* **Problem to work on**:
Each line containing the word "Coordinate" must be reported.

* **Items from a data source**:

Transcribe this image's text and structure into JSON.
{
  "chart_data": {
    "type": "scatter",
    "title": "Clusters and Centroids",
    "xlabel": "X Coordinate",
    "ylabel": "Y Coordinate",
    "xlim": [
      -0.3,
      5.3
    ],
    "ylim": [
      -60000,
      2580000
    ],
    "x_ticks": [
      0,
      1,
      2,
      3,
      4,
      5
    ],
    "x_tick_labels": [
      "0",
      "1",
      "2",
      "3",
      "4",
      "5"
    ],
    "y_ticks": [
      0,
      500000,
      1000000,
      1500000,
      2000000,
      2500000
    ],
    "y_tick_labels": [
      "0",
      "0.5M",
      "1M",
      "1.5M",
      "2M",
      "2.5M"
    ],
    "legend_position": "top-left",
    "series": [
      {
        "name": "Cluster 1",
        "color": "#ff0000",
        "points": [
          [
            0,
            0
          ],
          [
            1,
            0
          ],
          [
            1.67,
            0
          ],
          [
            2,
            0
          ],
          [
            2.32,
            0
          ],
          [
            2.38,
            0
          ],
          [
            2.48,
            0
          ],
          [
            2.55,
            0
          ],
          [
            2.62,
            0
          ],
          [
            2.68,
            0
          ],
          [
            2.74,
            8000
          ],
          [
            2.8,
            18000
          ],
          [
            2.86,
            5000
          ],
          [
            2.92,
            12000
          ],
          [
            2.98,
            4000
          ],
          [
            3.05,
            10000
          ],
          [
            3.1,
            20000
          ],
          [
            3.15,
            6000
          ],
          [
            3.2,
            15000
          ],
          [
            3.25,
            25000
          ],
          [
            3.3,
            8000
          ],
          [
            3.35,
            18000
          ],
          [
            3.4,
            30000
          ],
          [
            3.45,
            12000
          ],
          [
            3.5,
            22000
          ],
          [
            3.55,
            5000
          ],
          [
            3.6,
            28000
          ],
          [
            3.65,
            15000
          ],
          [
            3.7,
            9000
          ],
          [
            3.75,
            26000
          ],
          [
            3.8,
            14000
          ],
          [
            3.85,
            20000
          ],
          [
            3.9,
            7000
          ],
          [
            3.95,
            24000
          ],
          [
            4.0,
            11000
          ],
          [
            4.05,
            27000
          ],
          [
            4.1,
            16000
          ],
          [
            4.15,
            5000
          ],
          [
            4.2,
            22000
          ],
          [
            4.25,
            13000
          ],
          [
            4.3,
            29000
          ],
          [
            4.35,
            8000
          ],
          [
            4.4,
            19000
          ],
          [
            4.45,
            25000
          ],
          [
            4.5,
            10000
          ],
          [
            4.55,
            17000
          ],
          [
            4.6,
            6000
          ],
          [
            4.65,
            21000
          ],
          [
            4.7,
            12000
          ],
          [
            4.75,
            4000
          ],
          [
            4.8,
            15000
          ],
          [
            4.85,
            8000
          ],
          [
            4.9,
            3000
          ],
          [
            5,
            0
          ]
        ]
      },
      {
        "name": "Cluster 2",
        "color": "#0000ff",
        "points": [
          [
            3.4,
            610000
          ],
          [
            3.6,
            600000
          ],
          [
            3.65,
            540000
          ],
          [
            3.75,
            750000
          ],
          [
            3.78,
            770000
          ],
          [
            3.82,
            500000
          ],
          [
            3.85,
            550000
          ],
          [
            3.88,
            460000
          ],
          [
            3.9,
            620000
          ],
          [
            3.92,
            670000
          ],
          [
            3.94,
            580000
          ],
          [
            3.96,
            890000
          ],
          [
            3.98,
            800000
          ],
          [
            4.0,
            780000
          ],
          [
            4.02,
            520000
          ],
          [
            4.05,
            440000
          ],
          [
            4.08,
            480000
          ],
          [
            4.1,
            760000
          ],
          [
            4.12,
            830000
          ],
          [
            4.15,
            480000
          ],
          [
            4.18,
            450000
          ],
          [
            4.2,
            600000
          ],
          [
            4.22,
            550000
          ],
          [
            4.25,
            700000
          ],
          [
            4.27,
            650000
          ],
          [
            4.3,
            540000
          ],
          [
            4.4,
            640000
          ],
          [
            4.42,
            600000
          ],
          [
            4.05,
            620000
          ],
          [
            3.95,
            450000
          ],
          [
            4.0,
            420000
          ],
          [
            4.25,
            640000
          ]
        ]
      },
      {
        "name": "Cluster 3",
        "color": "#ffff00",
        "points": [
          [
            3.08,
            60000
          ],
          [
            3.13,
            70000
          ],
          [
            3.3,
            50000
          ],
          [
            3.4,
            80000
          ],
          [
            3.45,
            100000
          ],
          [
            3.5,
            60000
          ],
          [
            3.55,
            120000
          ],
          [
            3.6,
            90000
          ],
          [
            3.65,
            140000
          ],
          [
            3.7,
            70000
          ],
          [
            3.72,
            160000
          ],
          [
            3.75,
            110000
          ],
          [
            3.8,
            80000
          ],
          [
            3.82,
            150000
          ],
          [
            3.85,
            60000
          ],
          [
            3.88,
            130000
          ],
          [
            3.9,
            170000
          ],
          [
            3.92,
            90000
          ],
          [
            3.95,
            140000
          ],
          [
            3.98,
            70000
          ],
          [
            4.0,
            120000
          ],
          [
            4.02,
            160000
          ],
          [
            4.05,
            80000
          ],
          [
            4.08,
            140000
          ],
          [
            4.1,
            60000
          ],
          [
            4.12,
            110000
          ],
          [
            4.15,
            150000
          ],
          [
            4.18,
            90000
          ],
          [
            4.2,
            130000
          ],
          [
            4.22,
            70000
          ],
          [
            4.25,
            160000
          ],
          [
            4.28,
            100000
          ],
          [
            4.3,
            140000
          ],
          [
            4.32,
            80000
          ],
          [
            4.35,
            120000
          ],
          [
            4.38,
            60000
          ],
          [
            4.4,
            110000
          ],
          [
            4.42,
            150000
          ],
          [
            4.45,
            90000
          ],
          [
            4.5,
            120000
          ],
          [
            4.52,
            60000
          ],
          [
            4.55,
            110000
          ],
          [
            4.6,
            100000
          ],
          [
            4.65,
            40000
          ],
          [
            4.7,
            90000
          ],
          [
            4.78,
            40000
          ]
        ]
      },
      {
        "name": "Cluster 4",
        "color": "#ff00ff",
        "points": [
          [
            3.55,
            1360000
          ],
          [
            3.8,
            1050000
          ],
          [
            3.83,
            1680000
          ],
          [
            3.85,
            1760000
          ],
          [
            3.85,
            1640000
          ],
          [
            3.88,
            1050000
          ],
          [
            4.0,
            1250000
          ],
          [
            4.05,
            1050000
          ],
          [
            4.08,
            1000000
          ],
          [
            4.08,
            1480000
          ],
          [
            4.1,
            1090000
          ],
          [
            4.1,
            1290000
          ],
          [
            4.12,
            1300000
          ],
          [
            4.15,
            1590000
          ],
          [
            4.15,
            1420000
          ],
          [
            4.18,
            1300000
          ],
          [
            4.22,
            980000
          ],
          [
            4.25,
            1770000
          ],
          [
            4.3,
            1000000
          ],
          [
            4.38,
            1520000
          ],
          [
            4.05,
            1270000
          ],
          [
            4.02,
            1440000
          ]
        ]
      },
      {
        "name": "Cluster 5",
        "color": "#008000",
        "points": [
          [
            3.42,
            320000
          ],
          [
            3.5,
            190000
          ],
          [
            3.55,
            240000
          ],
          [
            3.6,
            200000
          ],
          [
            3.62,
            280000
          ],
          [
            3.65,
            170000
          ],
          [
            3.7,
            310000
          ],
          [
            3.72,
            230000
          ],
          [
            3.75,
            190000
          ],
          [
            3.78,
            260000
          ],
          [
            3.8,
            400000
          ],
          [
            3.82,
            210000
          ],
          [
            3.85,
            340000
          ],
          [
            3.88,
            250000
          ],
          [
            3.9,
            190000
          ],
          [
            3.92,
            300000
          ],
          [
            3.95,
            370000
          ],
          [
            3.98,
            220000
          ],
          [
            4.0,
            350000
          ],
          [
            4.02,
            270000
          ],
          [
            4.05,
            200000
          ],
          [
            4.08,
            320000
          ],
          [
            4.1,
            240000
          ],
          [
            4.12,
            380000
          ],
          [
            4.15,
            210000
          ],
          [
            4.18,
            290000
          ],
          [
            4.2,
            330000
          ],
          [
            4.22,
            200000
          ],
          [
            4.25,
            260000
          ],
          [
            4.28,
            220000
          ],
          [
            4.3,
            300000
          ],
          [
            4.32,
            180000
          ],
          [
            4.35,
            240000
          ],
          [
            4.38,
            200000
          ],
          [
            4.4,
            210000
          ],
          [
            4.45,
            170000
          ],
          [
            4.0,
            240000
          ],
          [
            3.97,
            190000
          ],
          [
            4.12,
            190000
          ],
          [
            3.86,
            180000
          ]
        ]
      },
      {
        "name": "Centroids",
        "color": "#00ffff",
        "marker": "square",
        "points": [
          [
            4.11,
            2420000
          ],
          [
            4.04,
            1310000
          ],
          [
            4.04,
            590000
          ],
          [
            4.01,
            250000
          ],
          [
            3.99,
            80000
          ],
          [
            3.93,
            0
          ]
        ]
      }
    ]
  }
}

* **Finished exercise**:
    "xlabel": "X Coordinate",
    "ylabel": "Y Coordinate",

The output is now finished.